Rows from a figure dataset
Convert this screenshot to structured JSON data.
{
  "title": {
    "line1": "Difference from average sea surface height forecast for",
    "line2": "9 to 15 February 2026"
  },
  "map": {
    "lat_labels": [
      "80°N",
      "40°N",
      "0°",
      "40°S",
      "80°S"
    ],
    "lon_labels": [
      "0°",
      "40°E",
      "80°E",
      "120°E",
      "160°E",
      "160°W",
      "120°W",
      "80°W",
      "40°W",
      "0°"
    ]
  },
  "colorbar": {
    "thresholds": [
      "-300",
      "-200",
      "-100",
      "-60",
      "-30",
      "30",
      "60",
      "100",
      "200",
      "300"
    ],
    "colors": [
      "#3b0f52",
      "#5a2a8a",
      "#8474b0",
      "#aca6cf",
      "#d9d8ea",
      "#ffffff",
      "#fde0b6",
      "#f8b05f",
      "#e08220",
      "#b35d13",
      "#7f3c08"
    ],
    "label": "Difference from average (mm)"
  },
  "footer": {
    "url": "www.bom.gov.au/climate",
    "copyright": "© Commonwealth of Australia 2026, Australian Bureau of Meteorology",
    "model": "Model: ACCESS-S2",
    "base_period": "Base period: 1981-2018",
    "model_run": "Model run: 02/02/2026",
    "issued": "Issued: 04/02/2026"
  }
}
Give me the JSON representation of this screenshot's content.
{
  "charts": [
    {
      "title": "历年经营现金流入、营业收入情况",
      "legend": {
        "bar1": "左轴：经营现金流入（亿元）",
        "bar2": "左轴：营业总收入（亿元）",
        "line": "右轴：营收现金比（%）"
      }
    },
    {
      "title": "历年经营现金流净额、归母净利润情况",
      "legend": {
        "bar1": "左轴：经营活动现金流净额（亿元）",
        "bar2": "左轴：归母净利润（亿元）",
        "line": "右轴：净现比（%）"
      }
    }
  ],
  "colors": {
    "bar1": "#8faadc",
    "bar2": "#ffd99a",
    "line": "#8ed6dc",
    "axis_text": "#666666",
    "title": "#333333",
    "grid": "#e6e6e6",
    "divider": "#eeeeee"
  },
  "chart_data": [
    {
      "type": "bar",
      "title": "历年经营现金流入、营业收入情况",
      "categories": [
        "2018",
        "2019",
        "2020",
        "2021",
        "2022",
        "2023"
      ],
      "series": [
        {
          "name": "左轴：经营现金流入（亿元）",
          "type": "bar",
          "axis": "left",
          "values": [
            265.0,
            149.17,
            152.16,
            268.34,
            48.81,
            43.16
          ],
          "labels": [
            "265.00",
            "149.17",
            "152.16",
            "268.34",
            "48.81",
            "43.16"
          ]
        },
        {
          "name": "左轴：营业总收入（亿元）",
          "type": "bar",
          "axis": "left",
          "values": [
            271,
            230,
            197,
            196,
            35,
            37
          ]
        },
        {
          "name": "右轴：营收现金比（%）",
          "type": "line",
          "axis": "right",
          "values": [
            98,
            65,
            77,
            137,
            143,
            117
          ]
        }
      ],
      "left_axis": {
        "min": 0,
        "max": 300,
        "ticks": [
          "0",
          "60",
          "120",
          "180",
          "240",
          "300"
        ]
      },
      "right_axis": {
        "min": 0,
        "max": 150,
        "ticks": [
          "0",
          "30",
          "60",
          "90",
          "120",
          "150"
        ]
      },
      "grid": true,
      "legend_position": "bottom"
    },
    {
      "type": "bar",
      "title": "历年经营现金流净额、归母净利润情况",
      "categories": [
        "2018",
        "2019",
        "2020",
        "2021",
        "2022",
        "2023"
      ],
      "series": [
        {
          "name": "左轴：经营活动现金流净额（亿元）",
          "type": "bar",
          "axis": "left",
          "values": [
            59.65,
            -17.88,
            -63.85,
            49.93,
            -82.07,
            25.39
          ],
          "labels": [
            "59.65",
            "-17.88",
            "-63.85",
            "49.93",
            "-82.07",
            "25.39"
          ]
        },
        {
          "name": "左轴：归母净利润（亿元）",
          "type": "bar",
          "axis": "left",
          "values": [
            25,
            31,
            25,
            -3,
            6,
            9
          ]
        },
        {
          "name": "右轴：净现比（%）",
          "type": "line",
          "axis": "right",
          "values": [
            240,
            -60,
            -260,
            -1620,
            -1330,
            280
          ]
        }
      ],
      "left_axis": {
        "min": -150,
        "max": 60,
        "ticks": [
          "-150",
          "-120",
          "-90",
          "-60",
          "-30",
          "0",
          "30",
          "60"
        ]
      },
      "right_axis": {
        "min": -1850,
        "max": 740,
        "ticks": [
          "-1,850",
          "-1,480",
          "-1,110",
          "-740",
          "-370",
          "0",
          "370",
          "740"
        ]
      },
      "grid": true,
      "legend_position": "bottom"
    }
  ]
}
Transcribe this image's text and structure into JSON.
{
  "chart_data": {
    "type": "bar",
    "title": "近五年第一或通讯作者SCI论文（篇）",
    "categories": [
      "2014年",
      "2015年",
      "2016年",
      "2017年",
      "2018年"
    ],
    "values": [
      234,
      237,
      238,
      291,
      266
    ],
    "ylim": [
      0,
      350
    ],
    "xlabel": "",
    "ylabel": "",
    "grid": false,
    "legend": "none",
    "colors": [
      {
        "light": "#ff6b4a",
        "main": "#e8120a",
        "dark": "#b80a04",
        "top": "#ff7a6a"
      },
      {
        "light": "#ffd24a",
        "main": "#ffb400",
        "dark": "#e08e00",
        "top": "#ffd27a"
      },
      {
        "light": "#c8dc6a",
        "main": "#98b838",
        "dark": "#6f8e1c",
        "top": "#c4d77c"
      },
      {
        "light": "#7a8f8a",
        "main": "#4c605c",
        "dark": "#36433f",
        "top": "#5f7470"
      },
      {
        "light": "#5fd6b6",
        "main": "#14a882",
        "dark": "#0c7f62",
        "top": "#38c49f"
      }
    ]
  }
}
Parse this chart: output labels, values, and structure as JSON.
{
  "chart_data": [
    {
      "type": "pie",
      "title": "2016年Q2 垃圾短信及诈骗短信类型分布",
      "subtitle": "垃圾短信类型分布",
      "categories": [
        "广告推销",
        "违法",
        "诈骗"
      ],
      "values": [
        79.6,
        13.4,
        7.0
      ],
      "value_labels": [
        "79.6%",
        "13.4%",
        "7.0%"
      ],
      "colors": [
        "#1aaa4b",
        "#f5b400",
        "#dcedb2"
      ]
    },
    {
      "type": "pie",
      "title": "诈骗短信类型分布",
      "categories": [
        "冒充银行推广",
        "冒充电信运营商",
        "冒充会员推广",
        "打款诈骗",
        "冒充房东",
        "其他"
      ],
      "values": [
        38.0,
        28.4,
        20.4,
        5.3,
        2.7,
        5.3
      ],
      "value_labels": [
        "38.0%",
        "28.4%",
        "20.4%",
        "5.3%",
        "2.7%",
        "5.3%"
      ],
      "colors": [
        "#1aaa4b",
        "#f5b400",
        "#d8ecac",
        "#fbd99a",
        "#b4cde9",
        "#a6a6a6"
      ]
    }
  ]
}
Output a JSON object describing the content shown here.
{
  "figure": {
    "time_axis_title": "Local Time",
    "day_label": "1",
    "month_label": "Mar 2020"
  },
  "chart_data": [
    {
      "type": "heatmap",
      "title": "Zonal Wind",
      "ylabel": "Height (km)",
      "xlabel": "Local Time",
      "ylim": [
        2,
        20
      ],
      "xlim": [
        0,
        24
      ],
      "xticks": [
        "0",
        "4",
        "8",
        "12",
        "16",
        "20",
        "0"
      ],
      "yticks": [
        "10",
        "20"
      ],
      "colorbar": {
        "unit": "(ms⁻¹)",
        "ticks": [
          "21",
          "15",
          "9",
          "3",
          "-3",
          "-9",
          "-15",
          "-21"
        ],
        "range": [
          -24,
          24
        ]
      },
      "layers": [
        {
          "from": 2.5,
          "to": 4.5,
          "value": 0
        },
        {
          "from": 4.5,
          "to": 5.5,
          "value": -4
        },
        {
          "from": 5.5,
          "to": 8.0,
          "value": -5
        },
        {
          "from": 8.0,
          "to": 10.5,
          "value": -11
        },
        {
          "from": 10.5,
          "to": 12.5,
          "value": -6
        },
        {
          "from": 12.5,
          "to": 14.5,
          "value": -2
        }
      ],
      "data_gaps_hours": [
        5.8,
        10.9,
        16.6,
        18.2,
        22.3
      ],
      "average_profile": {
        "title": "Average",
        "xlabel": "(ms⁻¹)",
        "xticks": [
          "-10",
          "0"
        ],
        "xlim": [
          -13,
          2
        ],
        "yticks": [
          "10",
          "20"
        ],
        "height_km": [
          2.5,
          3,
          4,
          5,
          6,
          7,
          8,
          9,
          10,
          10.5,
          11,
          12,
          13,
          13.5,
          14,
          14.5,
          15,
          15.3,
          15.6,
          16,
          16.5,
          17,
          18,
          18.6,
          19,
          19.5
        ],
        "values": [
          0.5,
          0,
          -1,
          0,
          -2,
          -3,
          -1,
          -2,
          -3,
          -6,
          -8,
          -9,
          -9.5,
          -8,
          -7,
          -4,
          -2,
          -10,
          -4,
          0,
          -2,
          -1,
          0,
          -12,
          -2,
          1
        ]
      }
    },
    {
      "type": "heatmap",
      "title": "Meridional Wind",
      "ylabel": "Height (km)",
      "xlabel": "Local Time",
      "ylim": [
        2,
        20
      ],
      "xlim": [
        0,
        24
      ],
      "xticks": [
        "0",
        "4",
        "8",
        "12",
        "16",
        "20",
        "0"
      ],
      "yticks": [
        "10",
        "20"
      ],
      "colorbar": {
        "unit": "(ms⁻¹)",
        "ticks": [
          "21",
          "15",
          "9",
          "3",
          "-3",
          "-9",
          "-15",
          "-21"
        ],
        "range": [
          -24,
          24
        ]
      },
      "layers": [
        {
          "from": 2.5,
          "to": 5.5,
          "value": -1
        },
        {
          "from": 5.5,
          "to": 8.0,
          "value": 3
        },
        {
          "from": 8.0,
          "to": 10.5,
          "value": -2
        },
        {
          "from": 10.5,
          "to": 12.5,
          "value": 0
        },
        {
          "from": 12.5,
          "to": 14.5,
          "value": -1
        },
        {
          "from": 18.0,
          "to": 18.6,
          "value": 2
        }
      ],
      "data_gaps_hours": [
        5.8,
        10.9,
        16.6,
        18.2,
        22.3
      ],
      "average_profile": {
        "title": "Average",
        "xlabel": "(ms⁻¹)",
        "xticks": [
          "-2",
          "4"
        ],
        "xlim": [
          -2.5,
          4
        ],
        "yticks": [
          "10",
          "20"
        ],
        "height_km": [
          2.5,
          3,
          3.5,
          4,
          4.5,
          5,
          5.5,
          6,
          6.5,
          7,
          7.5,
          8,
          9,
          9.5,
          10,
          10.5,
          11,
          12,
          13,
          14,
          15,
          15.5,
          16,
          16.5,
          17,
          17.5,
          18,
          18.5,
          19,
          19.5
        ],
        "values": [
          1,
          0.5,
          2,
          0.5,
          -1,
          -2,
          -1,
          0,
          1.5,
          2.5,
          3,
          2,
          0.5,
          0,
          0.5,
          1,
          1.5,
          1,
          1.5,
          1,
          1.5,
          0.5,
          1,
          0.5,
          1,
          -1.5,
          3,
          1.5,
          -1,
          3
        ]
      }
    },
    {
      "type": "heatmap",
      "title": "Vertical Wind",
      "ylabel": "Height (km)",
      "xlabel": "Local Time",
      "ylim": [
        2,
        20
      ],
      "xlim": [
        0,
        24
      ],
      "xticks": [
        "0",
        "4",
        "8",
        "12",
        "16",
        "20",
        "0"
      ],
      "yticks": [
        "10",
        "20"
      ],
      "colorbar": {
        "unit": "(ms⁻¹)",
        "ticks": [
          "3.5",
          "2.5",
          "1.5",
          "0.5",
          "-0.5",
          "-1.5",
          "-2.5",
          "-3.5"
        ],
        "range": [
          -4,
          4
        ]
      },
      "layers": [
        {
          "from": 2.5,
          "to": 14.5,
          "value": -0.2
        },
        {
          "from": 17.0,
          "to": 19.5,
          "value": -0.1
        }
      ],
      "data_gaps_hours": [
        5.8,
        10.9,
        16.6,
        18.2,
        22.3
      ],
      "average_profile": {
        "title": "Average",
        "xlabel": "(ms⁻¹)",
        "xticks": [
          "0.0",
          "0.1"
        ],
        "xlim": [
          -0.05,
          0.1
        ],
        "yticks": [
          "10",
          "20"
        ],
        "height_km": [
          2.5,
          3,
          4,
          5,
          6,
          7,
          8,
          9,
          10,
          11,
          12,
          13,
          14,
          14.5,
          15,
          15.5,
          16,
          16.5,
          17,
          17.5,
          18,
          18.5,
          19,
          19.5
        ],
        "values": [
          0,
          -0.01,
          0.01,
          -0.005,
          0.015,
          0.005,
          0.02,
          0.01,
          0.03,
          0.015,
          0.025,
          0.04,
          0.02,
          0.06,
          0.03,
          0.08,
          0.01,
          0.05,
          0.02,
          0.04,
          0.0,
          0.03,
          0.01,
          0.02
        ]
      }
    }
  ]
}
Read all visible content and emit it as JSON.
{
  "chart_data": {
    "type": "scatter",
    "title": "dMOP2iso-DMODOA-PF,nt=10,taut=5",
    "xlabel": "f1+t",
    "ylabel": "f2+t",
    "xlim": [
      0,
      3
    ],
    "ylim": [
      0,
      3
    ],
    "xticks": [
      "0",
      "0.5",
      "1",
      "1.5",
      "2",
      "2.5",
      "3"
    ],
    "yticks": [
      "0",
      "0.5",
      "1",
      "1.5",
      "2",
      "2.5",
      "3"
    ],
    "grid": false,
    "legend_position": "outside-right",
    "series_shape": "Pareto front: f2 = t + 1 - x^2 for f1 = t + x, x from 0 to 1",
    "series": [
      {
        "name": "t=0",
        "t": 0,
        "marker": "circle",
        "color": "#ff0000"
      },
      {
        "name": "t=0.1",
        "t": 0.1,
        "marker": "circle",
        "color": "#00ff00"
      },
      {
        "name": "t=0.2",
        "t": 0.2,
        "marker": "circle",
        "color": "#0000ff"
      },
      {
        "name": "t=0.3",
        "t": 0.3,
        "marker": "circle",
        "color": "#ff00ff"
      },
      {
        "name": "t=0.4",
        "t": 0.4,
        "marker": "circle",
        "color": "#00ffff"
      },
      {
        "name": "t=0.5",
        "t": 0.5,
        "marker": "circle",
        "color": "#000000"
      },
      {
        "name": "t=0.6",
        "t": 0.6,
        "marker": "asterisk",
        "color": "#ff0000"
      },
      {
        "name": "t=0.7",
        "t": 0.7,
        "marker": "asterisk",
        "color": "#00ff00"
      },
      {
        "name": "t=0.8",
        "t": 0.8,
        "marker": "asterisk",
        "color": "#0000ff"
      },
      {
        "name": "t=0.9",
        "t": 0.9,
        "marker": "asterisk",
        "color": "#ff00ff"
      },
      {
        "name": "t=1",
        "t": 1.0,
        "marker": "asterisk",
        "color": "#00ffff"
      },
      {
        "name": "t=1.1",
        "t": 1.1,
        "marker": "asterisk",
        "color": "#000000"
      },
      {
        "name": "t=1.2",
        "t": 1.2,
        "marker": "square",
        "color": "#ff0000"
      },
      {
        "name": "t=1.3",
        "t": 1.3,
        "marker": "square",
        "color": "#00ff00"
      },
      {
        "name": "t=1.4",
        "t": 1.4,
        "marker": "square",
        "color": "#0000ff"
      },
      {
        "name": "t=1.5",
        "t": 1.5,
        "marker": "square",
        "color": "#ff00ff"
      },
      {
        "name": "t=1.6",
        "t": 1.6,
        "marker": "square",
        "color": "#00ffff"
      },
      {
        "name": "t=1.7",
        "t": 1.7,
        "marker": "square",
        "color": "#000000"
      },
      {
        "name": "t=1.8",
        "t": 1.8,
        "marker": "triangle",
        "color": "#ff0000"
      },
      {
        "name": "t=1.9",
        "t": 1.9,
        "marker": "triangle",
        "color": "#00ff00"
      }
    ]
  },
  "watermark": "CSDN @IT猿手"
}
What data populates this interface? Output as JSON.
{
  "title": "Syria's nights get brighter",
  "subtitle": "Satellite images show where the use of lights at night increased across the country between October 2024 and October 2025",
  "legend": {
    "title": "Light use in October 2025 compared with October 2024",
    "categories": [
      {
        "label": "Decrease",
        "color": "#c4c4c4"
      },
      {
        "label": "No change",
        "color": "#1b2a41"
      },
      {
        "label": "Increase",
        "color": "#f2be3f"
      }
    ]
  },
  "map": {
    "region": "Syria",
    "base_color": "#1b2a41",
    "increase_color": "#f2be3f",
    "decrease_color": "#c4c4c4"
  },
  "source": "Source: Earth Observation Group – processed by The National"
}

Work instructions
Show the lines of the material that contain the word "October".

Answer to this exercise
  "subtitle": "Satellite images show where the use of lights at night increased across the country between October 2024 and October 2025",
    "title": "Light use in October 2025 compared with October 2024",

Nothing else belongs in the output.